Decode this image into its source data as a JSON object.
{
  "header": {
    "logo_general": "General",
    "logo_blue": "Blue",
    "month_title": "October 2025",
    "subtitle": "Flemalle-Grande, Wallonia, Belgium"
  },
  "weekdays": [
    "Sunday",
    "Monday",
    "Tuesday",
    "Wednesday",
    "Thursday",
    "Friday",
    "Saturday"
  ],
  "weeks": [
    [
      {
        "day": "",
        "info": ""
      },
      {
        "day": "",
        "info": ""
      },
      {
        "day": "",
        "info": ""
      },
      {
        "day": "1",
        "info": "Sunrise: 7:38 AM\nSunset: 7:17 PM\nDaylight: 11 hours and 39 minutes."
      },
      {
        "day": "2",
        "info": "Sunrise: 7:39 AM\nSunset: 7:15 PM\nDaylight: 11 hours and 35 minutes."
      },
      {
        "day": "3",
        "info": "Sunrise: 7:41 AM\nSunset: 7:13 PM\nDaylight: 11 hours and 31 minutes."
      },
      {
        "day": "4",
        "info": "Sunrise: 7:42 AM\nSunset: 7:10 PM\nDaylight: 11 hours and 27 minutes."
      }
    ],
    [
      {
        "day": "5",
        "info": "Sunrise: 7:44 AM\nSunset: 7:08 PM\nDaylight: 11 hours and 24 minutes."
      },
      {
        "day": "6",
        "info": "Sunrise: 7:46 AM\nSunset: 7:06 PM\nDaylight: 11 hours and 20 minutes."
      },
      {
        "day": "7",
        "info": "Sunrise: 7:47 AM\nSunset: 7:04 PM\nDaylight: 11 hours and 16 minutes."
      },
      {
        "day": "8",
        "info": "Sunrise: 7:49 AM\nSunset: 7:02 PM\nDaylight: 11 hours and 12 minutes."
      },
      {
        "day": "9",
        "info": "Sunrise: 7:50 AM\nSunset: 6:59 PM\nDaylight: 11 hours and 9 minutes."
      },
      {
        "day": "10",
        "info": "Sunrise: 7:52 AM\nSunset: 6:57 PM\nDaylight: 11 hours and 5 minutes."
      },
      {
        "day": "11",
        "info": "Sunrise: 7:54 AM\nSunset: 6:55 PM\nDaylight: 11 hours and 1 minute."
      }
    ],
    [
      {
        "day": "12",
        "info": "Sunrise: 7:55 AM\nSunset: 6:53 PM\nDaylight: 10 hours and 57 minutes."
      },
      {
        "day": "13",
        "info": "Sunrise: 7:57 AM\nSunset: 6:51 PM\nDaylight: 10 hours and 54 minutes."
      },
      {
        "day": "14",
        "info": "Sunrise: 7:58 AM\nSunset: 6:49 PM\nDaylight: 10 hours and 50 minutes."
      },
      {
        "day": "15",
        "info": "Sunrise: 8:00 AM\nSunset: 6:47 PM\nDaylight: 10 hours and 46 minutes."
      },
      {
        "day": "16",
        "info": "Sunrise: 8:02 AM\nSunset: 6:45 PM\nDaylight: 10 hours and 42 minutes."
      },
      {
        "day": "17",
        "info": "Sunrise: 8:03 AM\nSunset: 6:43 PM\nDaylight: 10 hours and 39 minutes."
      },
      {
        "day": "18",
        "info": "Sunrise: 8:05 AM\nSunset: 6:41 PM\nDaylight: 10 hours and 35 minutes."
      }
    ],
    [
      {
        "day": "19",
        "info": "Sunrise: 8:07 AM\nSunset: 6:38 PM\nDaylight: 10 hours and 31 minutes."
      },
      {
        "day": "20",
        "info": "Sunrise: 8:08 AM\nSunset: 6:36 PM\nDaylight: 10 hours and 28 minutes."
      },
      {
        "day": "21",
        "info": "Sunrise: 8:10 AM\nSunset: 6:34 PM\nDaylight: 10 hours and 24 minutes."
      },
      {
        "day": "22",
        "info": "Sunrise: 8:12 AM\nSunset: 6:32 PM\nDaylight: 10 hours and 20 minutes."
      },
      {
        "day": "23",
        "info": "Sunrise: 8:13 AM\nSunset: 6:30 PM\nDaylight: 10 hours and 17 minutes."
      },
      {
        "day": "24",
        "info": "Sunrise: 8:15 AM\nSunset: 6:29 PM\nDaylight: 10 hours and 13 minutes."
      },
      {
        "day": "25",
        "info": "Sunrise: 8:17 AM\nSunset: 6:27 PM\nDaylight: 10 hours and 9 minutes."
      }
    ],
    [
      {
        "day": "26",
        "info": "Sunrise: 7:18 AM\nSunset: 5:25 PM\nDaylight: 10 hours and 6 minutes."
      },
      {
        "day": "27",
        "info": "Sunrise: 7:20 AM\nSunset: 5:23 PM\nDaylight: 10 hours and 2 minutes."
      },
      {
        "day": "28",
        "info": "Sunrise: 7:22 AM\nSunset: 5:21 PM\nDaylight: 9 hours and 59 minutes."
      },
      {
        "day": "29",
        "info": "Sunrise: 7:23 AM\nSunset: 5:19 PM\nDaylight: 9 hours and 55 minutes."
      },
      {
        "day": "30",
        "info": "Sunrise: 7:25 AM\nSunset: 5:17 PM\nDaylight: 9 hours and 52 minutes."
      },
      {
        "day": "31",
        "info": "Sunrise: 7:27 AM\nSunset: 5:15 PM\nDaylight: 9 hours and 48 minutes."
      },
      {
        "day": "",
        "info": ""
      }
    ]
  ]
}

+ + + + +

**What you should do:**
Write down all the entries again without a single difference.

**Solution to this exercise:**
Decode this image into its source data as a JSON object.
{
  "header": {
    "logo_general": "General",
    "logo_blue": "Blue",
    "month_title": "October 2025",
    "subtitle": "Flemalle-Grande, Wallonia, Belgium"
  },
  "weekdays": [
    "Sunday",
    "Monday",
    "Tuesday",
    "Wednesday",
    "Thursday",
    "Friday",
    "Saturday"
  ],
  "weeks": [
    [
      {
        "day": "",
        "info": ""
      },
      {
        "day": "",
        "info": ""
      },
      {
        "day": "",
        "info": ""
      },
      {
        "day": "1",
        "info": "Sunrise: 7:38 AM\nSunset: 7:17 PM\nDaylight: 11 hours and 39 minutes."
      },
      {
        "day": "2",
        "info": "Sunrise: 7:39 AM\nSunset: 7:15 PM\nDaylight: 11 hours and 35 minutes."
      },
      {
        "day": "3",
        "info": "Sunrise: 7:41 AM\nSunset: 7:13 PM\nDaylight: 11 hours and 31 minutes."
      },
      {
        "day": "4",
        "info": "Sunrise: 7:42 AM\nSunset: 7:10 PM\nDaylight: 11 hours and 27 minutes."
      }
    ],
    [
      {
        "day": "5",
        "info": "Sunrise: 7:44 AM\nSunset: 7:08 PM\nDaylight: 11 hours and 24 minutes."
      },
      {
        "day": "6",
        "info": "Sunrise: 7:46 AM\nSunset: 7:06 PM\nDaylight: 11 hours and 20 minutes."
      },
      {
        "day": "7",
        "info": "Sunrise: 7:47 AM\nSunset: 7:04 PM\nDaylight: 11 hours and 16 minutes."
      },
      {
        "day": "8",
        "info": "Sunrise: 7:49 AM\nSunset: 7:02 PM\nDaylight: 11 hours and 12 minutes."
      },
      {
        "day": "9",
        "info": "Sunrise: 7:50 AM\nSunset: 6:59 PM\nDaylight: 11 hours and 9 minutes."
      },
      {
        "day": "10",
        "info": "Sunrise: 7:52 AM\nSunset: 6:57 PM\nDaylight: 11 hours and 5 minutes."
      },
      {
        "day": "11",
        "info": "Sunrise: 7:54 AM\nSunset: 6:55 PM\nDaylight: 11 hours and 1 minute."
      }
    ],
    [
      {
        "day": "12",
        "info": "Sunrise: 7:55 AM\nSunset: 6:53 PM\nDaylight: 10 hours and 57 minutes."
      },
      {
        "day": "13",
        "info": "Sunrise: 7:57 AM\nSunset: 6:51 PM\nDaylight: 10 hours and 54 minutes."
      },
      {
        "day": "14",
        "info": "Sunrise: 7:58 AM\nSunset: 6:49 PM\nDaylight: 10 hours and 50 minutes."
      },
      {
        "day": "15",
        "info": "Sunrise: 8:00 AM\nSunset: 6:47 PM\nDaylight: 10 hours and 46 minutes."
      },
      {
        "day": "16",
        "info": "Sunrise: 8:02 AM\nSunset: 6:45 PM\nDaylight: 10 hours and 42 minutes."
      },
      {
        "day": "17",
        "info": "Sunrise: 8:03 AM\nSunset: 6:43 PM\nDaylight: 10 hours and 39 minutes."
      },
      {
        "day": "18",
        "info": "Sunrise: 8:05 AM\nSunset: 6:41 PM\nDaylight: 10 hours and 35 minutes."
      }
    ],
    [
      {
        "day": "19",
        "info": "Sunrise: 8:07 AM\nSunset: 6:38 PM\nDaylight: 10 hours and 31 minutes."
      },
      {
        "day": "20",
        "info": "Sunrise: 8:08 AM\nSunset: 6:36 PM\nDaylight: 10 hours and 28 minutes."
      },
      {
        "day": "21",
        "info": "Sunrise: 8:10 AM\nSunset: 6:34 PM\nDaylight: 10 hours and 24 minutes."
      },
      {
        "day": "22",
        "info": "Sunrise: 8:12 AM\nSunset: 6:32 PM\nDaylight: 10 hours and 20 minutes."
      },
      {
        "day": "23",
        "info": "Sunrise: 8:13 AM\nSunset: 6:30 PM\nDaylight: 10 hours and 17 minutes."
      },
      {
        "day": "24",
        "info": "Sunrise: 8:15 AM\nSunset: 6:29 PM\nDaylight: 10 hours and 13 minutes."
      },
      {
        "day": "25",
        "info": "Sunrise: 8:17 AM\nSunset: 6:27 PM\nDaylight: 10 hours and 9 minutes."
      }
    ],
    [
      {
        "day": "26",
        "info": "Sunrise: 7:18 AM\nSunset: 5:25 PM\nDaylight: 10 hours and 6 minutes."
      },
      {
        "day": "27",
        "info": "Sunrise: 7:20 AM\nSunset: 5:23 PM\nDaylight: 10 hours and 2 minutes."
      },
      {
        "day": "28",
        "info": "Sunrise: 7:22 AM\nSunset: 5:21 PM\nDaylight: 9 hours and 59 minutes."
      },
      {
        "day": "29",
        "info": "Sunrise: 7:23 AM\nSunset: 5:19 PM\nDaylight: 9 hours and 55 minutes."
      },
      {
        "day": "30",
        "info": "Sunrise: 7:25 AM\nSunset: 5:17 PM\nDaylight: 9 hours and 52 minutes."
      },
      {
        "day": "31",
        "info": "Sunrise: 7:27 AM\nSunset: 5:15 PM\nDaylight: 9 hours and 48 minutes."
      },
      {
        "day": "",
        "info": ""
      }
    ]
  ]
}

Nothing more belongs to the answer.